Material provided Start Marker

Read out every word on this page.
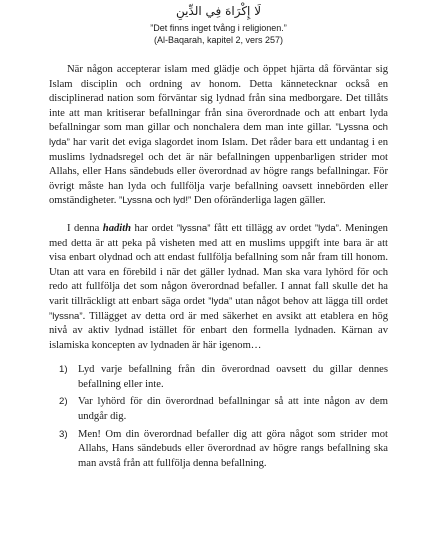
لَا إِكْرَاهَ فِي الدِّينِ

”Det finns inget tvång i religionen.”

(Al-Baqarah, kapitel 2, vers 257)

När någon accepterar islam med glädje och öppet hjärta då förväntar sig Islam disciplin och ordning av honom. Detta kännetecknar också en disciplinerad nation som förväntar sig lydnad från sina medborgare. Det tillåts inte att man kritiserar befallningar från sina överordnade och att enbart lyda befallningar som man gillar och nonchalera dem man inte gillar. ”Lyssna och lyda” har varit det eviga slagordet inom Islam. Det råder bara ett undantag i en muslims lydnadsregel och det är när befallningen uppenbarligen strider mot Allahs, eller Hans sändebuds eller överordnad av högre rangs befallningar. För övrigt måste han lyda och fullfölja varje befallning oavsett innebörden eller omständigheter. ”Lyssna och lyd!” Den oföränderliga lagen gäller.

I denna hadith har ordet ”lyssna” fått ett tillägg av ordet ”lyda”. Meningen med detta är att peka på visheten med att en muslims uppgift inte bara är att visa enbart olydnad och att endast fullfölja befallning som når fram till honom. Utan att vara en förebild i när det gäller lydnad. Man ska vara lyhörd för och redo att fullfölja det som någon överordnad befaller. I annat fall skulle det ha varit tillräckligt att enbart säga ordet ”lyda” utan något behov att lägga till ordet ”lyssna”. Tillägget av detta ord är med säkerhet en avsikt att etablera en hög nivå av aktiv lydnad istället för enbart den formella lydnaden. Kärnan av islamiska koncepten av lydnaden är här igenom…

1) Lyd varje befallning från din överordnad oavsett du gillar dennes befallning eller inte.
2) Var lyhörd för din överordnad befallningar så att inte någon av dem undgår dig.
3) Men! Om din överordnad befaller dig att göra något som strider mot Allahs, Hans sändebuds eller överordnad av högre rangs befallning ska man avstå från att fullfölja denna befallning.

Material provided End Marker

Problem statement: Your copy of the entries must be exact and must contain no pictures.

Completed exercise:
Read out every word on this page.
لَا إِكْرَاهَ فِي الدِّينِ

”Det finns inget tvång i religionen.”

(Al-Baqarah, kapitel 2, vers 257)

När någon accepterar islam med glädje och öppet hjärta då förväntar sig Islam disciplin och ordning av honom. Detta kännetecknar också en disciplinerad nation som förväntar sig lydnad från sina medborgare. Det tillåts inte att man kritiserar befallningar från sina överordnade och att enbart lyda befallningar som man gillar och nonchalera dem man inte gillar. ”Lyssna och lyda” har varit det eviga slagordet inom Islam. Det råder bara ett undantag i en muslims lydnadsregel och det är när befallningen uppenbarligen strider mot Allahs, eller Hans sändebuds eller överordnad av högre rangs befallningar. För övrigt måste han lyda och fullfölja varje befallning oavsett innebörden eller omständigheter. ”Lyssna och lyd!” Den oföränderliga lagen gäller.

I denna hadith har ordet ”lyssna” fått ett tillägg av ordet ”lyda”. Meningen med detta är att peka på visheten med att en muslims uppgift inte bara är att visa enbart olydnad och att endast fullfölja befallning som når fram till honom. Utan att vara en förebild i när det gäller lydnad. Man ska vara lyhörd för och redo att fullfölja det som någon överordnad befaller. I annat fall skulle det ha varit tillräckligt att enbart säga ordet ”lyda” utan något behov att lägga till ordet ”lyssna”. Tillägget av detta ord är med säkerhet en avsikt att etablera en hög nivå av aktiv lydnad istället för enbart den formella lydnaden. Kärnan av islamiska koncepten av lydnaden är här igenom…

1) Lyd varje befallning från din överordnad oavsett du gillar dennes befallning eller inte.
2) Var lyhörd för din överordnad befallningar så att inte någon av dem undgår dig.
3) Men! Om din överordnad befaller dig att göra något som strider mot Allahs, Hans sändebuds eller överordnad av högre rangs befallning ska man avstå från att fullfölja denna befallning.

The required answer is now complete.